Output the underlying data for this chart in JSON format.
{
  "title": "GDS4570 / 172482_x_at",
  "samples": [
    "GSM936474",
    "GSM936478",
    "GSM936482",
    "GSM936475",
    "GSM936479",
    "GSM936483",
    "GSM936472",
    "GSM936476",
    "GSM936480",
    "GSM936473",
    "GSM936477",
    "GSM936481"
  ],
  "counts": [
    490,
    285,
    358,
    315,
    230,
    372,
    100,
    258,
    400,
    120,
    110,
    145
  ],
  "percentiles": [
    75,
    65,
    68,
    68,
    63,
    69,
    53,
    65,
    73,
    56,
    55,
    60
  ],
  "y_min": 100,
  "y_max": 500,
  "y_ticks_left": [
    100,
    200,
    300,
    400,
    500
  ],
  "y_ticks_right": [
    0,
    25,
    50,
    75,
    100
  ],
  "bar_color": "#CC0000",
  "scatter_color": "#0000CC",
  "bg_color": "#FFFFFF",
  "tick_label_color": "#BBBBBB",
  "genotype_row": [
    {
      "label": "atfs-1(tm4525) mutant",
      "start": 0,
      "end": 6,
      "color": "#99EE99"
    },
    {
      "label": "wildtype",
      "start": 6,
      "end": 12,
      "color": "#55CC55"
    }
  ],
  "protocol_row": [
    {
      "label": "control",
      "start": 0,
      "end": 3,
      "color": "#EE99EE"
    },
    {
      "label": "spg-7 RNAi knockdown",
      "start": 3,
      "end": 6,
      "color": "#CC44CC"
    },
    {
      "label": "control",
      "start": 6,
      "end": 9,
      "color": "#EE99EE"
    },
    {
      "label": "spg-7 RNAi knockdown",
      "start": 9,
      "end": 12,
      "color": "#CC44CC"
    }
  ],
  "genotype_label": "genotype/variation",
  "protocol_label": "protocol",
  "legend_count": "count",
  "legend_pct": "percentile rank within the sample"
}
---------------
- _Given request_
Return what is listed above, exactly and completely.

- _Problem solution_
Output the underlying data for this chart in JSON format.
{
  "title": "GDS4570 / 172482_x_at",
  "samples": [
    "GSM936474",
    "GSM936478",
    "GSM936482",
    "GSM936475",
    "GSM936479",
    "GSM936483",
    "GSM936472",
    "GSM936476",
    "GSM936480",
    "GSM936473",
    "GSM936477",
    "GSM936481"
  ],
  "counts": [
    490,
    285,
    358,
    315,
    230,
    372,
    100,
    258,
    400,
    120,
    110,
    145
  ],
  "percentiles": [
    75,
    65,
    68,
    68,
    63,
    69,
    53,
    65,
    73,
    56,
    55,
    60
  ],
  "y_min": 100,
  "y_max": 500,
  "y_ticks_left": [
    100,
    200,
    300,
    400,
    500
  ],
  "y_ticks_right": [
    0,
    25,
    50,
    75,
    100
  ],
  "bar_color": "#CC0000",
  "scatter_color": "#0000CC",
  "bg_color": "#FFFFFF",
  "tick_label_color": "#BBBBBB",
  "genotype_row": [
    {
      "label": "atfs-1(tm4525) mutant",
      "start": 0,
      "end": 6,
      "color": "#99EE99"
    },
    {
      "label": "wildtype",
      "start": 6,
      "end": 12,
      "color": "#55CC55"
    }
  ],
  "protocol_row": [
    {
      "label": "control",
      "start": 0,
      "end": 3,
      "color": "#EE99EE"
    },
    {
      "label": "spg-7 RNAi knockdown",
      "start": 3,
      "end": 6,
      "color": "#CC44CC"
    },
    {
      "label": "control",
      "start": 6,
      "end": 9,
      "color": "#EE99EE"
    },
    {
      "label": "spg-7 RNAi knockdown",
      "start": 9,
      "end": 12,
      "color": "#CC44CC"
    }
  ],
  "genotype_label": "genotype/variation",
  "protocol_label": "protocol",
  "legend_count": "count",
  "legend_pct": "percentile rank within the sample"
}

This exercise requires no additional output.